YOUR GOAL:
Lines in the data below that contain the word "RepeatMasker" are to be copied.

DATA SECTION:
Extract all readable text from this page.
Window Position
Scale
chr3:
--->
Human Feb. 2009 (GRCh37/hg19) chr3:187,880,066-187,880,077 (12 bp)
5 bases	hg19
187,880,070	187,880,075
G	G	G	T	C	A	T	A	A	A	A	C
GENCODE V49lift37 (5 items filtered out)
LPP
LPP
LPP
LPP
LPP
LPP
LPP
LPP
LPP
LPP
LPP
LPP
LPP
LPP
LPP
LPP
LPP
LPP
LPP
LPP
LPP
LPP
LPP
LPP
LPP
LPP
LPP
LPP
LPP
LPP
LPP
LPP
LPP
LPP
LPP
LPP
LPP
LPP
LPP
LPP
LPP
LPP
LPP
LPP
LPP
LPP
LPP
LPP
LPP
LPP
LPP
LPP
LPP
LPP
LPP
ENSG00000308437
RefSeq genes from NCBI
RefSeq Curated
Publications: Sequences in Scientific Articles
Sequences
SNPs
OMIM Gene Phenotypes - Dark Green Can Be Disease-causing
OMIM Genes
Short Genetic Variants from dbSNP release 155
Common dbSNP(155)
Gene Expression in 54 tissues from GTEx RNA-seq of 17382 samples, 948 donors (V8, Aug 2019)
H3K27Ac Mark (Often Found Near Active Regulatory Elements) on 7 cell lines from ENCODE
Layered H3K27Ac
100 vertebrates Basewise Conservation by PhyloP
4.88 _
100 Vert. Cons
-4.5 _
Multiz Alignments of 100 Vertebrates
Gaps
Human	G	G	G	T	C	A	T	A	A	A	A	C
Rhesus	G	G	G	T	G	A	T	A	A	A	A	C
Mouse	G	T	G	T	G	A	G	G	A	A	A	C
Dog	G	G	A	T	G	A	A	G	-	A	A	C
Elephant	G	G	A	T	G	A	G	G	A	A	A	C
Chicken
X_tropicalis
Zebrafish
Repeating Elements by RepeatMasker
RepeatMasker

WRITTEN REPLY:
Repeating Elements by RepeatMasker
RepeatMasker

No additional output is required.